- _GIVEN TEXT_:
------
When I studied set design one of the exercises we were given, to be done on our own time and for our own edification, was to tear pages out of magazines with colors on them that appealed to us. Once we had created an appreciable number of pages we were to arrange the pages according to color. The stack or stacks with the greatest number of pages would reveal to us our color preferences.

Black is an exception to color as a lost symbolic experience. At the Chicago Art Institute I was looking at a very large Ad Reinhardt painting, approximately twelve feet wide by twenty feet high. It was all black. A young couple and their two children walked in front of me across the painting as if before a painted drop on a vaudeville stage. Both the man and his wife were short and both were fairly bursting with the pride of their superior education and their economic attainments. Rather than apologize for blocking the view, they assumed, incorrectly, that they were the view. One of the children was an infant in a stroller; the other child was a girl about three and a half years old.

Suddenly the young girl walked to the center of the painting and bent her neck backwards as she looked up to the top of the work. Then, spinning around and putting her hands on her hips, she stamped her foot and addressed the room: “What is this doing here! This doesn’t belong here!” And raising her left arm and pointing off stage she exclaimed: “Take this away!”

The young father strutted across the full stage, taking a bow for his child’s performance, while his wife stood behind her stroller and, with her head to one side, beamed approvingly, not because the child had become an accomplished art critic, but because she had so completely ingested the young mother’s persona.

We have culturally conditioned responses, (like mother like daughter …for that reason I never trust the judgments of children), and personal responses (a preference for the color orange). That distinction should be made when we look at a painting. Do I see what I see or am I only seeing what others want me to see?
------
- _EXERCISES TO COMPLETE_:
a - In the essay on color and perception, what are all the exclamations the young girl directs at the room while standing before the painting?
b - Answer these questions on the essay on color and perception:
(i) What kind of magazine pages were the set design students told to tear out?
(ii) What are the approximate dimensions of the Ad Reinhardt painting?
(iii) What example is given of a personal response?
c - Write the next part of the essay on color and perception, starting after its final sentence.
The stored data below is separate material, unrelated to the essay above.

Stored data:
------
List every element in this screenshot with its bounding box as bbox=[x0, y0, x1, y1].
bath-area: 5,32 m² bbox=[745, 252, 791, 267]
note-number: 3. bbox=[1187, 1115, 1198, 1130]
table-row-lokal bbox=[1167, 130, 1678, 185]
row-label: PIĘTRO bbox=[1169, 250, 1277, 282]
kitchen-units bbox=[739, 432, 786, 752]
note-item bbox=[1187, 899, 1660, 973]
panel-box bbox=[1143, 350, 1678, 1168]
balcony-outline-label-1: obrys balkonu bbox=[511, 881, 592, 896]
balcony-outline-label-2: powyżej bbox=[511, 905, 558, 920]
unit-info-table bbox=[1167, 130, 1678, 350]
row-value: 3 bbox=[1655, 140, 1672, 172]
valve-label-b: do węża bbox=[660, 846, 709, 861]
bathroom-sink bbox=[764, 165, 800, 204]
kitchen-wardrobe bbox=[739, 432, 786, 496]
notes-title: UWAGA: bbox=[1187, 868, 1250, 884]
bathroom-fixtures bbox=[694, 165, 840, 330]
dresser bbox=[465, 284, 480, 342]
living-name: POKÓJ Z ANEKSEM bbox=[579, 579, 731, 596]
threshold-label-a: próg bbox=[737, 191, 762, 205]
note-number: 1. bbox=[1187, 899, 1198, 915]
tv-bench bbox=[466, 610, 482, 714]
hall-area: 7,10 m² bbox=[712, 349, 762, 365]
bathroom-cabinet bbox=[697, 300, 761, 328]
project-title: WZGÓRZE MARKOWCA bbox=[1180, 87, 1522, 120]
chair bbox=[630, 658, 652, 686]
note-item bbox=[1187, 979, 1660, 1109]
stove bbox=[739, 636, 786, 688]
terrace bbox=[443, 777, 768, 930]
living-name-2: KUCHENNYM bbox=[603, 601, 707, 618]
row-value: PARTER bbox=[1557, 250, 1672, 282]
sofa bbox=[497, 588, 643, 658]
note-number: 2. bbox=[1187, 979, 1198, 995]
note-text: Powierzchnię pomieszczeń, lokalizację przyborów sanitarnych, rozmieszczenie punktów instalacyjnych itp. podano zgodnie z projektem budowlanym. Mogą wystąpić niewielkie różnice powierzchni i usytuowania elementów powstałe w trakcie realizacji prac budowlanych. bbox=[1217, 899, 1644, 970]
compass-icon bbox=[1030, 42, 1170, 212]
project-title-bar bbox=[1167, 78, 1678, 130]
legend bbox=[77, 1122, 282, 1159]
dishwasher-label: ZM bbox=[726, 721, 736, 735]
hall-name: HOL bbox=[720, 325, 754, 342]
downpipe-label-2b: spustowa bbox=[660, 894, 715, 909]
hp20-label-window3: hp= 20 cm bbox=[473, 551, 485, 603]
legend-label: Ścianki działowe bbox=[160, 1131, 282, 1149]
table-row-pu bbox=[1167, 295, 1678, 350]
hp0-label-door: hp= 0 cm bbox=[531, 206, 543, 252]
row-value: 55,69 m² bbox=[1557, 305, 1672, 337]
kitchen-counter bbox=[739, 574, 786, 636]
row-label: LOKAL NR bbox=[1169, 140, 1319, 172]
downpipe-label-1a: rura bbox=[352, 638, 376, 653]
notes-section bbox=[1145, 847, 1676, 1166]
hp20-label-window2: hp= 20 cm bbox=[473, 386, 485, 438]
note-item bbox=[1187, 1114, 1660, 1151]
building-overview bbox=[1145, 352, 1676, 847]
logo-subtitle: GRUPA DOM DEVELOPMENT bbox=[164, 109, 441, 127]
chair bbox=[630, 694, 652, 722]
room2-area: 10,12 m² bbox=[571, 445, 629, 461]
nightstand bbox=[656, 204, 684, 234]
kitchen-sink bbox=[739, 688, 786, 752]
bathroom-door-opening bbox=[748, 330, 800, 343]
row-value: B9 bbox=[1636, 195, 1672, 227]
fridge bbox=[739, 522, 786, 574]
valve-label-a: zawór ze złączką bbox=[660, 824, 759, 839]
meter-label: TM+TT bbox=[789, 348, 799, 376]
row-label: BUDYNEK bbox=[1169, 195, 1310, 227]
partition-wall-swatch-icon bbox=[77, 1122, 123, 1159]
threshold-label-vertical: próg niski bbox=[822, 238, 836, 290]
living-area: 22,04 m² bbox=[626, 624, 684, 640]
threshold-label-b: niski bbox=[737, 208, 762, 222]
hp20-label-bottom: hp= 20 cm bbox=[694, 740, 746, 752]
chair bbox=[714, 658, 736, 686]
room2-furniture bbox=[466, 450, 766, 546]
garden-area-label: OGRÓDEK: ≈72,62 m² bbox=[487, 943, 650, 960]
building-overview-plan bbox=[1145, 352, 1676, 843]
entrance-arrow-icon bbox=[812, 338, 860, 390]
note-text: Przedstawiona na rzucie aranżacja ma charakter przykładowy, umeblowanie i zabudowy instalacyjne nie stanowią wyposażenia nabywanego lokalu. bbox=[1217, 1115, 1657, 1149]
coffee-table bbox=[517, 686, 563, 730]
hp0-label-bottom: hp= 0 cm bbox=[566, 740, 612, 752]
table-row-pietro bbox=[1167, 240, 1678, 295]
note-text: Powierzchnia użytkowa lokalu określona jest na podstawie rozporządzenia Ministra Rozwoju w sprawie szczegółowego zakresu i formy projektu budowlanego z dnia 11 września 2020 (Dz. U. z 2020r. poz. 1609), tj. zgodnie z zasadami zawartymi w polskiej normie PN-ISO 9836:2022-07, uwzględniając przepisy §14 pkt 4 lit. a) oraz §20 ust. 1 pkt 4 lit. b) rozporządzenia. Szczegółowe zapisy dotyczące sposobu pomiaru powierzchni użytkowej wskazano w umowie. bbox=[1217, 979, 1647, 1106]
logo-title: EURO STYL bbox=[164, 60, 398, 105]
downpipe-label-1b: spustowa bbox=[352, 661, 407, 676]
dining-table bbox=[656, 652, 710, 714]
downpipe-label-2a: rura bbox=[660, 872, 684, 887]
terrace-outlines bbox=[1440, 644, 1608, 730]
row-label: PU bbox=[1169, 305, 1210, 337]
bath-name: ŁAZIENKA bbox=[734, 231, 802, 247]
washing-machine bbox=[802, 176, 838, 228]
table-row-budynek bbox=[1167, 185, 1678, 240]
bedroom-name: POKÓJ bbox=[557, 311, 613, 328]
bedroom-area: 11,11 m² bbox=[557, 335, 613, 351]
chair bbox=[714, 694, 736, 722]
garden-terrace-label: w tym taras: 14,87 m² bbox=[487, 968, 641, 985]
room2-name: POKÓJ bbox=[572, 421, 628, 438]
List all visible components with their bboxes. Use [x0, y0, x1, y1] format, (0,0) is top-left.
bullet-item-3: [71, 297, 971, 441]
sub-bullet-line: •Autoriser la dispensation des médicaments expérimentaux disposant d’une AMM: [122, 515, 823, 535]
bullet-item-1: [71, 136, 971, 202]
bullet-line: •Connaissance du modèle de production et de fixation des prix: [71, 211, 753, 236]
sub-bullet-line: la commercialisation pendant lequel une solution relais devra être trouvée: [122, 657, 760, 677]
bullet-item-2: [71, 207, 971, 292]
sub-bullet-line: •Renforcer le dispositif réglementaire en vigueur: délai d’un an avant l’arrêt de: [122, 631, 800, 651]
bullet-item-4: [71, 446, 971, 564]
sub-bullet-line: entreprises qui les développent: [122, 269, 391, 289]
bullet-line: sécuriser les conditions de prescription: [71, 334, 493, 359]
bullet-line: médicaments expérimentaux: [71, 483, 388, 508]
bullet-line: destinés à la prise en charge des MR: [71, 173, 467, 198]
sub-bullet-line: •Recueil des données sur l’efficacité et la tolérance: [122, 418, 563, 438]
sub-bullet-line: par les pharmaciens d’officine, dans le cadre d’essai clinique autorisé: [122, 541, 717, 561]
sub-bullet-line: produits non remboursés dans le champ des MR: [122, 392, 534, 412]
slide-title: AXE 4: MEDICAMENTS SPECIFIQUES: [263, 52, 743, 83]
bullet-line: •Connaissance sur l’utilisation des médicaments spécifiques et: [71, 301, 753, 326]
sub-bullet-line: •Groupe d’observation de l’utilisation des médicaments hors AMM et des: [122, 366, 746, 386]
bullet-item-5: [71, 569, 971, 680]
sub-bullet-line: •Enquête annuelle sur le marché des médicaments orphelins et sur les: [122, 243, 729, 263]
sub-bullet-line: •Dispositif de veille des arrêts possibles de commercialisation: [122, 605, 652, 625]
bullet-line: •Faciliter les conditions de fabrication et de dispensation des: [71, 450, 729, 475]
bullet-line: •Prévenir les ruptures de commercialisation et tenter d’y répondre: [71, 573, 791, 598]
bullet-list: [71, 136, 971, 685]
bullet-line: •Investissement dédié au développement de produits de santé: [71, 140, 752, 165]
------
- _EXPECTED OUTPUTS_:
a -
"What is this doing here!"
"This doesn't belong here!"
"Take this away!"

b -
(i) Pages with colors on them that appealed to the students.
(ii) About twelve feet wide by twenty feet high.
(iii) A preference for the color orange.

c -
Among suburban housewives the choice of color in the decorating scheme is too often based on what is known as “the color for the season”, a color chosen by some unknown authority in the fashion world. For that reason decorated suburban spaces almost always lack the sense of the personal, they are anonymous spaces, but very much in style.

Most art appreciation courses direct the student to study the color key of a painting…complementary, analogous, split complementary. We are told to ascertain the chromaticity of the colors, the degree of gray or lack of gray.

We should also look at the colors in an artist’s complete body of work: are the colors the same over the years or do they vary and are they different according to his different subjects.

In Marsden Hartley’s early works he used the colors of the European modernists. Later, in the American southwest, he used the palette of the American Impressionists. It was not until his last paintings, made in Maine, that a personal color sense becomes evident in his works.

For most of his career Cézanne worked with a very limited palette; but he worked in a very limited geographical area. Are his colors local colors or have they been heightened to be more expressive? The same can be considered in Corot’s work.

Matisse is very related to Cézanne, yet I cannot think of one color or palette that dominates in his work overall.

Neither do I think of dominant colors in Picasso’s work. In fact, in my response to the first comment on this blog, I mention Picasso’s Guernica and that painting is made in black, white, and gray.

This, in turn, recalls Goya’s comment: “I can suggest all the colors in a black and white drawing.”

In painting after painting I see that Hans Hoffman used only the three primaries and the three secondary colors. They are pure pigments and there is rarely any intermixing.

In his screen prints, Andy Warhol made series of prints from the same screens but each series has a different color key, as if to refute the value of color and to imply that it has no symbolic meaning. It is in his use of color, in fact, that Warhol’s work can be understood as a dialogue about art. He is far more intelligent than he pretended to be.

For a retrospective at the Museum of Modern art, Louise Nevelson created a series of signature works, but in white, purposefully to be very distinct from her works in their signature black.

The colors in an artist’s palette might be unconsciously chosen but I am certain that they are not arbitrarily chosen. The artist uses those colors as a visual and symbolic language. Specific colors are something that an artist “feels”. They are a part of his metabolism. It is our job to sense what that is. We might also ascertain if an artist is merely “using” colors but without feeling. I sense that in the work of many contemporary photographers who seem to be attempting to make their works look “modern”. The personal choice of color gives an artwork authenticity.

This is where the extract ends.